OBJECTIVE: Extract the data exactly, missing nothing.

EXERCISE MATERIALS:
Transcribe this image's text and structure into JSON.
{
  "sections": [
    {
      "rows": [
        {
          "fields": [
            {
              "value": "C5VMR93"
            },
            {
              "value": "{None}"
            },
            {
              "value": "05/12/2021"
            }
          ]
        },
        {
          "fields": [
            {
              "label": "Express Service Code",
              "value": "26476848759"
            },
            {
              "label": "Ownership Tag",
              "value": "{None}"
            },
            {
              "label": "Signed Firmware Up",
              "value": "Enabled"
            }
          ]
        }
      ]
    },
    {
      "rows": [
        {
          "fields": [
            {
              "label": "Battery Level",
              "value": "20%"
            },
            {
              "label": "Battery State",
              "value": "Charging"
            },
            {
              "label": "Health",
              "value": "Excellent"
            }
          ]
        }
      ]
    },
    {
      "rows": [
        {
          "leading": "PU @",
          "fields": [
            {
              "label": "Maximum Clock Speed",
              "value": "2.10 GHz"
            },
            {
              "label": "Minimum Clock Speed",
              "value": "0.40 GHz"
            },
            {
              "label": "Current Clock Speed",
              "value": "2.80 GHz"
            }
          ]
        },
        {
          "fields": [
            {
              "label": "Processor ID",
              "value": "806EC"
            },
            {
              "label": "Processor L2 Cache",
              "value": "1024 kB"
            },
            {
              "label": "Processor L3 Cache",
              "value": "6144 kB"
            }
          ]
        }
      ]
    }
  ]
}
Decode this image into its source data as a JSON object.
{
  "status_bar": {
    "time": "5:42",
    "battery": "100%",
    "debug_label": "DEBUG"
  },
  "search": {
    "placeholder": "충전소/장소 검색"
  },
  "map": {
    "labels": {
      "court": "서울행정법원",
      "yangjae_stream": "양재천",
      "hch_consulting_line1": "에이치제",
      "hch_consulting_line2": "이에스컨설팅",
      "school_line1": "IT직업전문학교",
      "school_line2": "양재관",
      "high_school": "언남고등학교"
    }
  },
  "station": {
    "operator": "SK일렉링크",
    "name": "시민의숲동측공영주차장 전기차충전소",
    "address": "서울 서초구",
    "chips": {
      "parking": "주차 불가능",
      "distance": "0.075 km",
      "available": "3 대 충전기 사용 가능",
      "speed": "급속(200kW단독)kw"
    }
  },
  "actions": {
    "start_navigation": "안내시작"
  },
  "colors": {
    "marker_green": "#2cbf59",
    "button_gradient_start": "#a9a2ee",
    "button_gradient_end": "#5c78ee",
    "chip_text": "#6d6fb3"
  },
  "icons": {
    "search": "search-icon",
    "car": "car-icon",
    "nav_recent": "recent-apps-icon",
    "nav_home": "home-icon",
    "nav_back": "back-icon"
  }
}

ANSWER TO THIS PROBLEM:
Transcribe this image's text and structure into JSON.
{
  "sections": [
    {
      "rows": [
        {
          "fields": [
            {
              "value": "C5VMR93"
            },
            {
              "value": "{None}"
            },
            {
              "value": "05/12/2021"
            }
          ]
        },
        {
          "fields": [
            {
              "label": "Express Service Code",
              "value": "26476848759"
            },
            {
              "label": "Ownership Tag",
              "value": "{None}"
            },
            {
              "label": "Signed Firmware Up",
              "value": "Enabled"
            }
          ]
        }
      ]
    },
    {
      "rows": [
        {
          "fields": [
            {
              "label": "Battery Level",
              "value": "20%"
            },
            {
              "label": "Battery State",
              "value": "Charging"
            },
            {
              "label": "Health",
              "value": "Excellent"
            }
          ]
        }
      ]
    },
    {
      "rows": [
        {
          "leading": "PU @",
          "fields": [
            {
              "label": "Maximum Clock Speed",
              "value": "2.10 GHz"
            },
            {
              "label": "Minimum Clock Speed",
              "value": "0.40 GHz"
            },
            {
              "label": "Current Clock Speed",
              "value": "2.80 GHz"
            }
          ]
        },
        {
          "fields": [
            {
              "label": "Processor ID",
              "value": "806EC"
            },
            {
              "label": "Processor L2 Cache",
              "value": "1024 kB"
            },
            {
              "label": "Processor L3 Cache",
              "value": "6144 kB"
            }
          ]
        }
      ]
    }
  ]
}
Decode this image into its source data as a JSON object.
{
  "status_bar": {
    "time": "5:42",
    "battery": "100%",
    "debug_label": "DEBUG"
  },
  "search": {
    "placeholder": "충전소/장소 검색"
  },
  "map": {
    "labels": {
      "court": "서울행정법원",
      "yangjae_stream": "양재천",
      "hch_consulting_line1": "에이치제",
      "hch_consulting_line2": "이에스컨설팅",
      "school_line1": "IT직업전문학교",
      "school_line2": "양재관",
      "high_school": "언남고등학교"
    }
  },
  "station": {
    "operator": "SK일렉링크",
    "name": "시민의숲동측공영주차장 전기차충전소",
    "address": "서울 서초구",
    "chips": {
      "parking": "주차 불가능",
      "distance": "0.075 km",
      "available": "3 대 충전기 사용 가능",
      "speed": "급속(200kW단독)kw"
    }
  },
  "actions": {
    "start_navigation": "안내시작"
  },
  "colors": {
    "marker_green": "#2cbf59",
    "button_gradient_start": "#a9a2ee",
    "button_gradient_end": "#5c78ee",
    "chip_text": "#6d6fb3"
  },
  "icons": {
    "search": "search-icon",
    "car": "car-icon",
    "nav_recent": "recent-apps-icon",
    "nav_home": "home-icon",
    "nav_back": "back-icon"
  }
}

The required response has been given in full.